> _WRITTEN EXERCISE_
Copy down every line where the string "Modes" shows up.
** start of RECORD LIST **
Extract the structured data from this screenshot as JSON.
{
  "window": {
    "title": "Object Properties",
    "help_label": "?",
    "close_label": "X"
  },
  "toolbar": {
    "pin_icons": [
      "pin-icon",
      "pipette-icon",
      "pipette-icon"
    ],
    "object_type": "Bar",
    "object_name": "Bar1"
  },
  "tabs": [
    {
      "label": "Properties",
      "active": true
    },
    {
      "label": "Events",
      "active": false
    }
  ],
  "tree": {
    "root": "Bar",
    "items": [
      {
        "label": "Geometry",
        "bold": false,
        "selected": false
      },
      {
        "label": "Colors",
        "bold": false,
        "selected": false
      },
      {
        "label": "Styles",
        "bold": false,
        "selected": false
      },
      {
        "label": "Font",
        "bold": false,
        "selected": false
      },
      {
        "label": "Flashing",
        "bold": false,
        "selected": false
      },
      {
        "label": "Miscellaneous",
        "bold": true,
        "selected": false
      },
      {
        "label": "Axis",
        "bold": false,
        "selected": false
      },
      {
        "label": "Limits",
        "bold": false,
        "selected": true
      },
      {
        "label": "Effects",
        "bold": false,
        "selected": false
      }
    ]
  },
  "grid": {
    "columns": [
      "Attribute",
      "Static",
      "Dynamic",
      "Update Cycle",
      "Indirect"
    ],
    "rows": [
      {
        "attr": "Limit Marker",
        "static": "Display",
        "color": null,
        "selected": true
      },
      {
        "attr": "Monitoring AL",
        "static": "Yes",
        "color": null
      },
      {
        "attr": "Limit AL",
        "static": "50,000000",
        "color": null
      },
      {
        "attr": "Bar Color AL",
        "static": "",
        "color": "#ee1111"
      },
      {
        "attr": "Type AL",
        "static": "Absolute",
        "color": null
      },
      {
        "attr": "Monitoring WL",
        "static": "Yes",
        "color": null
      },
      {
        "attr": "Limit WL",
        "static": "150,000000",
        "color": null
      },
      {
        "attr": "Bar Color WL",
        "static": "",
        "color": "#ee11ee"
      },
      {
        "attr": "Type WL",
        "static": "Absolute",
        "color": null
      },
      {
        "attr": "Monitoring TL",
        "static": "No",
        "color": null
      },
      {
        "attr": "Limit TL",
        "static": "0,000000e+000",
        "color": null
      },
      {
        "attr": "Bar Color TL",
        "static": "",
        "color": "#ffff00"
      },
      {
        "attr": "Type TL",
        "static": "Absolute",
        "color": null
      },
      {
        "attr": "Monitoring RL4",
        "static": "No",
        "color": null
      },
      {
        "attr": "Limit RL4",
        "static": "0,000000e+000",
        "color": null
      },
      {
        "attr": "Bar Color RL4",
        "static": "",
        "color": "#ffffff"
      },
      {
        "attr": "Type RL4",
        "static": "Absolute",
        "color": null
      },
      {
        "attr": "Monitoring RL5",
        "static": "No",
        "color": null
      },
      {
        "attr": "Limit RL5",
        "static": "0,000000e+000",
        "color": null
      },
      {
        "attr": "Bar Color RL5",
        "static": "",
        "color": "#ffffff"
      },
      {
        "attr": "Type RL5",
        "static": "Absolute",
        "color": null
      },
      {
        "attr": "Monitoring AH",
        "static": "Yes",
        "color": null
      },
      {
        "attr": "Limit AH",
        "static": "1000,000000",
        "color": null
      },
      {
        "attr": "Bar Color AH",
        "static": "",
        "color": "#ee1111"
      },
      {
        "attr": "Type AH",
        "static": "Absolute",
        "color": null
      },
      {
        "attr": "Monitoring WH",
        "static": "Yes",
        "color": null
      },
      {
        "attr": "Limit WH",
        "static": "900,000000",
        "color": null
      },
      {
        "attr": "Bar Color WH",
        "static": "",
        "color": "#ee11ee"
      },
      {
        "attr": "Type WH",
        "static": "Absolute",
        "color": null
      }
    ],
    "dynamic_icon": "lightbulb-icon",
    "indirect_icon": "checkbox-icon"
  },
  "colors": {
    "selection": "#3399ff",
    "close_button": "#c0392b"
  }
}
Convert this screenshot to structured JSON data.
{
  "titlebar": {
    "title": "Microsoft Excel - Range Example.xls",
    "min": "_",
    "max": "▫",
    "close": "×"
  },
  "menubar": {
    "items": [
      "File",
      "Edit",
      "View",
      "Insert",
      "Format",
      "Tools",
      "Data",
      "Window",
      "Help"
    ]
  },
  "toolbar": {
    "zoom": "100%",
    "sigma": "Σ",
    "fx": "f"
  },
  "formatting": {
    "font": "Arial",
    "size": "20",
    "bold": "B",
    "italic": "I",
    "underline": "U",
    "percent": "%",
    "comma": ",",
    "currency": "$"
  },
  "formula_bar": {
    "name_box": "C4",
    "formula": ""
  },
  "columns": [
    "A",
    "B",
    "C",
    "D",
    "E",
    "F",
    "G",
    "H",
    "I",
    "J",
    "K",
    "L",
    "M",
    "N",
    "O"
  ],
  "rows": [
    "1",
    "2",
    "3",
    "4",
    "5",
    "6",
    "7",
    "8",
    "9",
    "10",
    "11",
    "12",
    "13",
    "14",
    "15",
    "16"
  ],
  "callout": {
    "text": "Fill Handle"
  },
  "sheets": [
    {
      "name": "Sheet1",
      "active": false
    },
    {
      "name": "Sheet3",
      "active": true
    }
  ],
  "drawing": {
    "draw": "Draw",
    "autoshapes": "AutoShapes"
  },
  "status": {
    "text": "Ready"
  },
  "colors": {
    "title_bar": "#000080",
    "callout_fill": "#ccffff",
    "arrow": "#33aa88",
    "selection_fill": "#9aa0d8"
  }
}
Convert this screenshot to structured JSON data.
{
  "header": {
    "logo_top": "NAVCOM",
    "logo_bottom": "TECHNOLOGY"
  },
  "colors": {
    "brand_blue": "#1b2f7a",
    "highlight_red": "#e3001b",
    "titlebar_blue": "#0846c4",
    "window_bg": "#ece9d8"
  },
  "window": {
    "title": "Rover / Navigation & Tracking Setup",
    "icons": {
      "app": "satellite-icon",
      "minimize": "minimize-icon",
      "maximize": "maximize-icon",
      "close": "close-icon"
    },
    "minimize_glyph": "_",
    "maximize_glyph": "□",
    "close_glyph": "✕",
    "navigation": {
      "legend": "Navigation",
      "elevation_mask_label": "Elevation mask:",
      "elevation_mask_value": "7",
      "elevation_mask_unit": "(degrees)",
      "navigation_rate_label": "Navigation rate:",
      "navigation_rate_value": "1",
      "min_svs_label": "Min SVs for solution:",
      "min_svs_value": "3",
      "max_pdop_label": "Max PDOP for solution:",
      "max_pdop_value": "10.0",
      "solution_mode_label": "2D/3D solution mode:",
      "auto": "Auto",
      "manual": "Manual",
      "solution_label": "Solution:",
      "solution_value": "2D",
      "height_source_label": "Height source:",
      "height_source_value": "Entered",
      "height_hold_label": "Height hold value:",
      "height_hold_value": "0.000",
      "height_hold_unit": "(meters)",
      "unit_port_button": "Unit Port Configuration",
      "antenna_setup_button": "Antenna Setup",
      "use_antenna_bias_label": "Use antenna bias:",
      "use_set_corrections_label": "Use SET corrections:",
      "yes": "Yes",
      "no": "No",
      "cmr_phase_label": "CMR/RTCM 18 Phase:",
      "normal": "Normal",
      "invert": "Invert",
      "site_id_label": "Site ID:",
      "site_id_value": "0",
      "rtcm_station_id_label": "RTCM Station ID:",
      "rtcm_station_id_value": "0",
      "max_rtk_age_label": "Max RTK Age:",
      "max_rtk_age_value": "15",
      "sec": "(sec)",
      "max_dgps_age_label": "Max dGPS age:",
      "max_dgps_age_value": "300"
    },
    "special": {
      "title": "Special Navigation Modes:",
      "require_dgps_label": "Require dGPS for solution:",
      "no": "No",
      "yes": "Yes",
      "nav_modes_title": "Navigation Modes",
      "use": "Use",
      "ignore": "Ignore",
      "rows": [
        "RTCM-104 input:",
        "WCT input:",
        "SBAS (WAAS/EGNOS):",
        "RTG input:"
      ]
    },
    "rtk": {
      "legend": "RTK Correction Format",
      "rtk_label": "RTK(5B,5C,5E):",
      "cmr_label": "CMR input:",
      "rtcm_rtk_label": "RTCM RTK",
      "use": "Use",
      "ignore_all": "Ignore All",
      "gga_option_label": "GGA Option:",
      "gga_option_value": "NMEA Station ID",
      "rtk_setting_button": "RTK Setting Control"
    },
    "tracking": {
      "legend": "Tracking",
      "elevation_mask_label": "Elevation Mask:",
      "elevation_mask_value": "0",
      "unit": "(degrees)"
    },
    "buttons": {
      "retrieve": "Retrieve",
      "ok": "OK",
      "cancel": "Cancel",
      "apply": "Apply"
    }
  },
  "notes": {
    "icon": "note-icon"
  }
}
** end of RECORD LIST **
> _OUTPUT OF THE EXERCISE_
      "title": "Special Navigation Modes:",
      "nav_modes_title": "Navigation Modes",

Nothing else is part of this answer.